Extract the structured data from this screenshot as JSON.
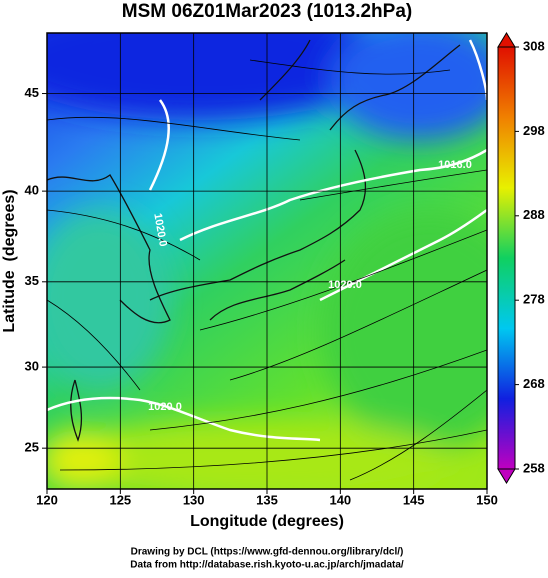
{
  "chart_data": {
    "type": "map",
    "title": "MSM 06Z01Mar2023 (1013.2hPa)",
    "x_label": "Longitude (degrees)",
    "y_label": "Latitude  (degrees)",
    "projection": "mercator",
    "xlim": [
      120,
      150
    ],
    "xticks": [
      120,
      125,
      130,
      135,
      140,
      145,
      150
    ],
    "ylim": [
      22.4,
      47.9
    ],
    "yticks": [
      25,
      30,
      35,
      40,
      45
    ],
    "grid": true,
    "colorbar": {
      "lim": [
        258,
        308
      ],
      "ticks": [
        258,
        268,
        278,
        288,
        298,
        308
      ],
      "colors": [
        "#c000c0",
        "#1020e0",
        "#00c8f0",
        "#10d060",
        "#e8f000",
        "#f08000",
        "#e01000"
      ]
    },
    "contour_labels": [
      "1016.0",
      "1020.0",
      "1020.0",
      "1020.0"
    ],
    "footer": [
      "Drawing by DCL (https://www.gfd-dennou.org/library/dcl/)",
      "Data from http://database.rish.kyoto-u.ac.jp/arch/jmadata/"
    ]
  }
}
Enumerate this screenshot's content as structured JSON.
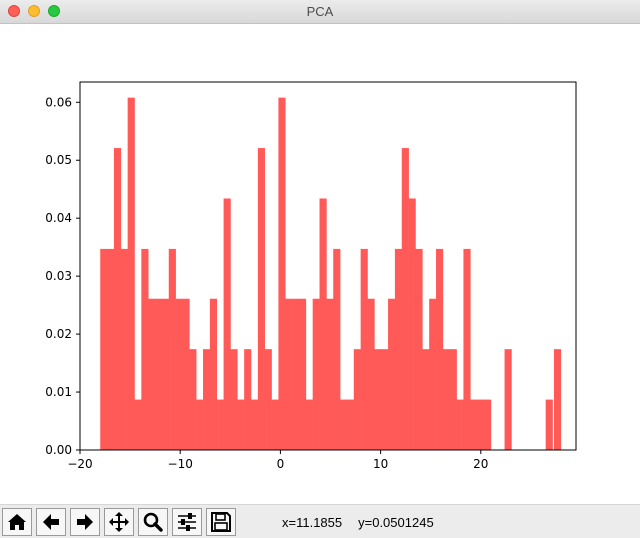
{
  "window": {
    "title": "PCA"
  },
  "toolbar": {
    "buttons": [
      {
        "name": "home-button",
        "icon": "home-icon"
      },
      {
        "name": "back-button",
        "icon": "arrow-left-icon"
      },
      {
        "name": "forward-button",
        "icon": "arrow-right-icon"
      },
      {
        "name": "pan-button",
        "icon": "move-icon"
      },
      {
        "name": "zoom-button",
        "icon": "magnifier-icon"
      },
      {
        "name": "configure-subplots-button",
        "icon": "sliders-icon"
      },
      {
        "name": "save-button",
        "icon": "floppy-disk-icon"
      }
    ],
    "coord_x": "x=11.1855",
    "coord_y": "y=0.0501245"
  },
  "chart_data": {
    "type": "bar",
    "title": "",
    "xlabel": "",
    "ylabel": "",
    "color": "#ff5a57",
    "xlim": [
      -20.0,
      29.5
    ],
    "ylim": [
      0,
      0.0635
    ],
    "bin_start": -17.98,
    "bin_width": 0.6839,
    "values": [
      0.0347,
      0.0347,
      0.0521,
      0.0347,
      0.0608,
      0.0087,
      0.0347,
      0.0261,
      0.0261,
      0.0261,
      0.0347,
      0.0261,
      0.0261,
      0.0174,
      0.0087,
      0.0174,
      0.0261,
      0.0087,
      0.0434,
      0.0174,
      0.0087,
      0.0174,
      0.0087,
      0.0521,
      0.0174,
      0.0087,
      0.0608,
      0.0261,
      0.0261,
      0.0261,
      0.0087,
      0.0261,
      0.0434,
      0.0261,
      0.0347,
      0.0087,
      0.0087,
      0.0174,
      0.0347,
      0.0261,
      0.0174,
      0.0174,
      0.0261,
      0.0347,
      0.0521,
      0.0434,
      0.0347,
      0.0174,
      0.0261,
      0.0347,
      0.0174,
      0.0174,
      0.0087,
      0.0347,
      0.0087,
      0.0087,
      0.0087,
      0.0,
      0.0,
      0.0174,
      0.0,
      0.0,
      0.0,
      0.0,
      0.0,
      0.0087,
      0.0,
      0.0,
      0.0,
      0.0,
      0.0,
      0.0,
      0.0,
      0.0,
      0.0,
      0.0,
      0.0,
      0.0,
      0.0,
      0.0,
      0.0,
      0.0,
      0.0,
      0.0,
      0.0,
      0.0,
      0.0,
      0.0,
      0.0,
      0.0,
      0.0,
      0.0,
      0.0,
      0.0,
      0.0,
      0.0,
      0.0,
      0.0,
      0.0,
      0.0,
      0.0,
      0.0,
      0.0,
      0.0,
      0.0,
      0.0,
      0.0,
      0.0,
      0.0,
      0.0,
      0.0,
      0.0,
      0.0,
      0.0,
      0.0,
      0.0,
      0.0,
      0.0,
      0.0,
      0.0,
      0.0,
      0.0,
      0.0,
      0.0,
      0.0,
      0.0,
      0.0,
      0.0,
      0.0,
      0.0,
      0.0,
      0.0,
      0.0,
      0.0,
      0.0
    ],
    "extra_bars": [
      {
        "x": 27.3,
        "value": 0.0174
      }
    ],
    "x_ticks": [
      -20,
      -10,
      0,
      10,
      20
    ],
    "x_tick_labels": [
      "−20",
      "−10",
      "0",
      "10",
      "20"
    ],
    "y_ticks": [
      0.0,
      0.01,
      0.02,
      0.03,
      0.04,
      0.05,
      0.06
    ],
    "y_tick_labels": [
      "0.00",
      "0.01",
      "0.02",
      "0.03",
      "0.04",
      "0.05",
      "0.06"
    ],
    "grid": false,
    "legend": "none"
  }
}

**Exercise task**
From the material above, reproduce everything verbatim except the pictures.

**Output**
Extract the structured data from this screenshot as JSON.
{
  "chart_data": {
    "type": "map",
    "title": "MSM 06Z01Mar2023 (1013.2hPa)",
    "x_label": "Longitude (degrees)",
    "y_label": "Latitude  (degrees)",
    "projection": "mercator",
    "xlim": [
      120,
      150
    ],
    "xticks": [
      120,
      125,
      130,
      135,
      140,
      145,
      150
    ],
    "ylim": [
      22.4,
      47.9
    ],
    "yticks": [
      25,
      30,
      35,
      40,
      45
    ],
    "grid": true,
    "colorbar": {
      "lim": [
        258,
        308
      ],
      "ticks": [
        258,
        268,
        278,
        288,
        298,
        308
      ],
      "colors": [
        "#c000c0",
        "#1020e0",
        "#00c8f0",
        "#10d060",
        "#e8f000",
        "#f08000",
        "#e01000"
      ]
    },
    "contour_labels": [
      "1016.0",
      "1020.0",
      "1020.0",
      "1020.0"
    ],
    "footer": [
      "Drawing by DCL (https://www.gfd-dennou.org/library/dcl/)",
      "Data from http://database.rish.kyoto-u.ac.jp/arch/jmadata/"
    ]
  }
}
Enumerate this screenshot's content as structured JSON.
{
  "window": {
    "title": "PCA"
  },
  "toolbar": {
    "buttons": [
      {
        "name": "home-button",
        "icon": "home-icon"
      },
      {
        "name": "back-button",
        "icon": "arrow-left-icon"
      },
      {
        "name": "forward-button",
        "icon": "arrow-right-icon"
      },
      {
        "name": "pan-button",
        "icon": "move-icon"
      },
      {
        "name": "zoom-button",
        "icon": "magnifier-icon"
      },
      {
        "name": "configure-subplots-button",
        "icon": "sliders-icon"
      },
      {
        "name": "save-button",
        "icon": "floppy-disk-icon"
      }
    ],
    "coord_x": "x=11.1855",
    "coord_y": "y=0.0501245"
  },
  "chart_data": {
    "type": "bar",
    "title": "",
    "xlabel": "",
    "ylabel": "",
    "color": "#ff5a57",
    "xlim": [
      -20.0,
      29.5
    ],
    "ylim": [
      0,
      0.0635
    ],
    "bin_start": -17.98,
    "bin_width": 0.6839,
    "values": [
      0.0347,
      0.0347,
      0.0521,
      0.0347,
      0.0608,
      0.0087,
      0.0347,
      0.0261,
      0.0261,
      0.0261,
      0.0347,
      0.0261,
      0.0261,
      0.0174,
      0.0087,
      0.0174,
      0.0261,
      0.0087,
      0.0434,
      0.0174,
      0.0087,
      0.0174,
      0.0087,
      0.0521,
      0.0174,
      0.0087,
      0.0608,
      0.0261,
      0.0261,
      0.0261,
      0.0087,
      0.0261,
      0.0434,
      0.0261,
      0.0347,
      0.0087,
      0.0087,
      0.0174,
      0.0347,
      0.0261,
      0.0174,
      0.0174,
      0.0261,
      0.0347,
      0.0521,
      0.0434,
      0.0347,
      0.0174,
      0.0261,
      0.0347,
      0.0174,
      0.0174,
      0.0087,
      0.0347,
      0.0087,
      0.0087,
      0.0087,
      0.0,
      0.0,
      0.0174,
      0.0,
      0.0,
      0.0,
      0.0,
      0.0,
      0.0087,
      0.0,
      0.0,
      0.0,
      0.0,
      0.0,
      0.0,
      0.0,
      0.0,
      0.0,
      0.0,
      0.0,
      0.0,
      0.0,
      0.0,
      0.0,
      0.0,
      0.0,
      0.0,
      0.0,
      0.0,
      0.0,
      0.0,
      0.0,
      0.0,
      0.0,
      0.0,
      0.0,
      0.0,
      0.0,
      0.0,
      0.0,
      0.0,
      0.0,
      0.0,
      0.0,
      0.0,
      0.0,
      0.0,
      0.0,
      0.0,
      0.0,
      0.0,
      0.0,
      0.0,
      0.0,
      0.0,
      0.0,
      0.0,
      0.0,
      0.0,
      0.0,
      0.0,
      0.0,
      0.0,
      0.0,
      0.0,
      0.0,
      0.0,
      0.0,
      0.0,
      0.0,
      0.0,
      0.0,
      0.0,
      0.0,
      0.0,
      0.0,
      0.0,
      0.0
    ],
    "extra_bars": [
      {
        "x": 27.3,
        "value": 0.0174
      }
    ],
    "x_ticks": [
      -20,
      -10,
      0,
      10,
      20
    ],
    "x_tick_labels": [
      "−20",
      "−10",
      "0",
      "10",
      "20"
    ],
    "y_ticks": [
      0.0,
      0.01,
      0.02,
      0.03,
      0.04,
      0.05,
      0.06
    ],
    "y_tick_labels": [
      "0.00",
      "0.01",
      "0.02",
      "0.03",
      "0.04",
      "0.05",
      "0.06"
    ],
    "grid": false,
    "legend": "none"
  }
}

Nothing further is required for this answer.